| Records supplied |
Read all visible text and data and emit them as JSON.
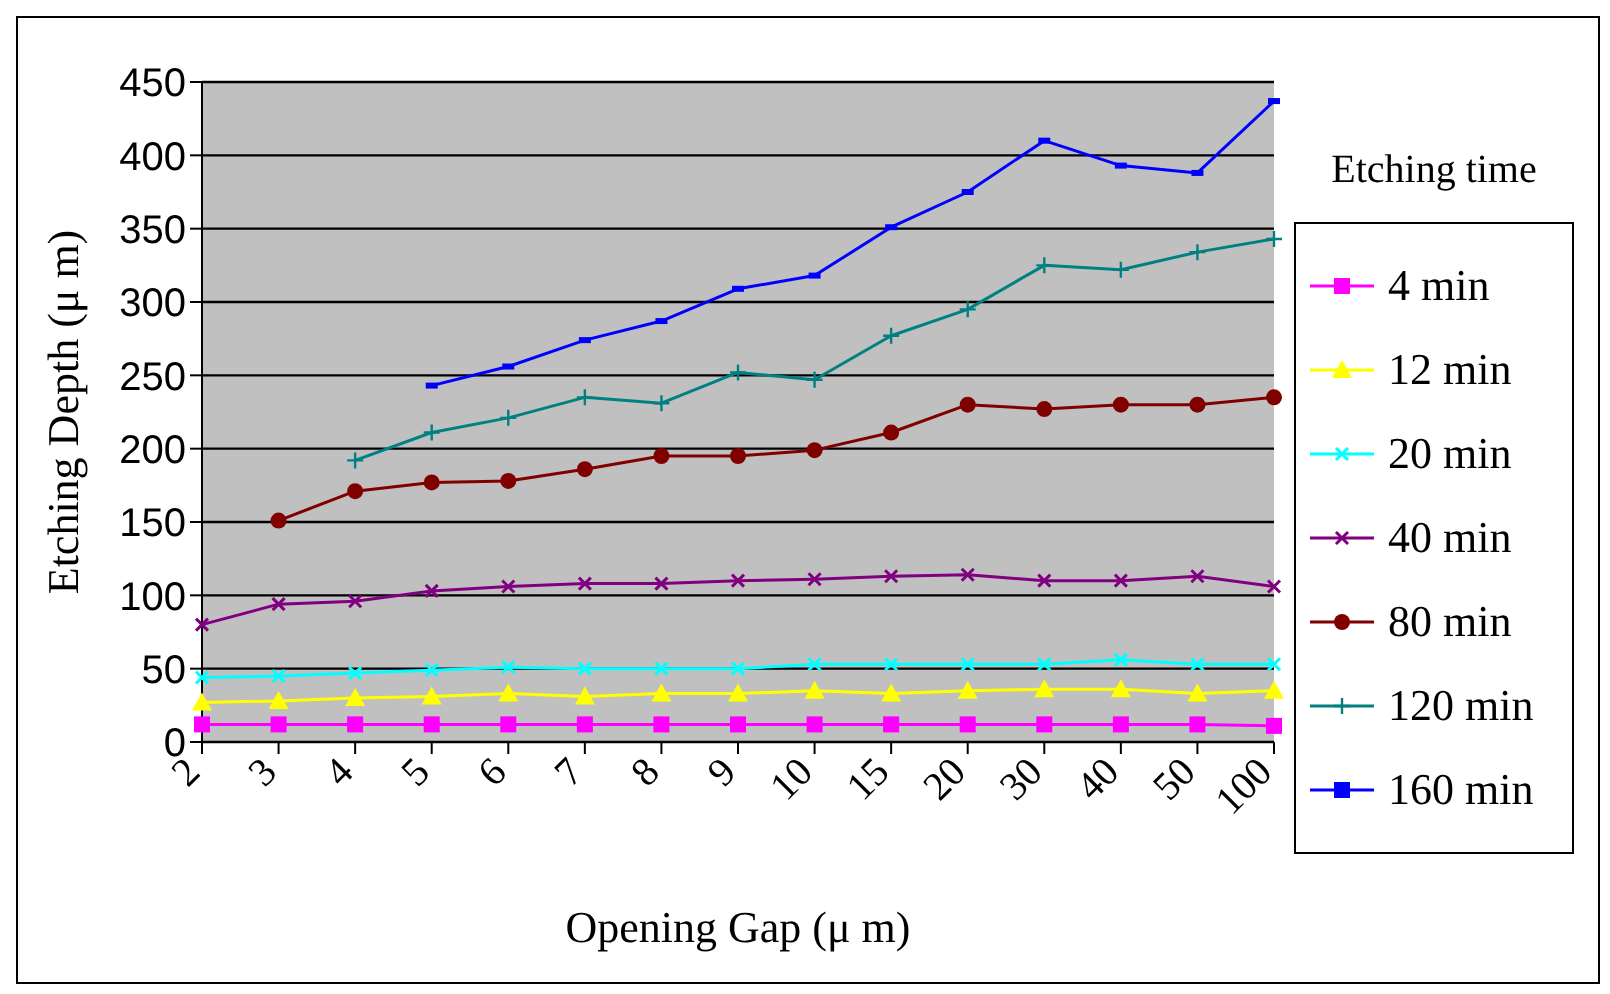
{
  "chart_data": {
    "type": "line",
    "xlabel": "Opening Gap (μ m)",
    "ylabel": "Etching Depth (μ m)",
    "legend_title": "Etching time",
    "categories": [
      "2",
      "3",
      "4",
      "5",
      "6",
      "7",
      "8",
      "9",
      "10",
      "15",
      "20",
      "30",
      "40",
      "50",
      "100"
    ],
    "ylim": [
      0,
      450
    ],
    "yticks": [
      0,
      50,
      100,
      150,
      200,
      250,
      300,
      350,
      400,
      450
    ],
    "grid": "y",
    "legend": "right",
    "series": [
      {
        "name": "4 min",
        "color": "#ff00ff",
        "marker": "square",
        "values": [
          12,
          12,
          12,
          12,
          12,
          12,
          12,
          12,
          12,
          12,
          12,
          12,
          12,
          12,
          11
        ]
      },
      {
        "name": "12 min",
        "color": "#ffff00",
        "marker": "triangle",
        "values": [
          27,
          28,
          30,
          31,
          33,
          31,
          33,
          33,
          35,
          33,
          35,
          36,
          36,
          33,
          35
        ]
      },
      {
        "name": "20 min",
        "color": "#00ffff",
        "marker": "cross",
        "values": [
          44,
          45,
          47,
          49,
          51,
          50,
          50,
          50,
          53,
          53,
          53,
          53,
          56,
          53,
          53
        ]
      },
      {
        "name": "40 min",
        "color": "#800080",
        "marker": "cross",
        "values": [
          80,
          94,
          96,
          103,
          106,
          108,
          108,
          110,
          111,
          113,
          114,
          110,
          110,
          113,
          106
        ]
      },
      {
        "name": "80 min",
        "color": "#800000",
        "marker": "circle",
        "values": [
          null,
          151,
          171,
          177,
          178,
          186,
          195,
          195,
          199,
          211,
          230,
          227,
          230,
          230,
          235
        ]
      },
      {
        "name": "120 min",
        "color": "#008080",
        "marker": "plus",
        "values": [
          null,
          null,
          192,
          211,
          221,
          235,
          231,
          252,
          247,
          277,
          295,
          325,
          322,
          334,
          343
        ]
      },
      {
        "name": "160 min",
        "color": "#0000ff",
        "marker": "square",
        "values": [
          null,
          null,
          null,
          243,
          256,
          274,
          287,
          309,
          318,
          351,
          375,
          410,
          393,
          388,
          437
        ]
      }
    ]
  }
}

| Written instruction |
Gather each line in the data that holds the string "Etching".

| Completed task |
    "ylabel": "Etching Depth (μ m)",
    "legend_title": "Etching time",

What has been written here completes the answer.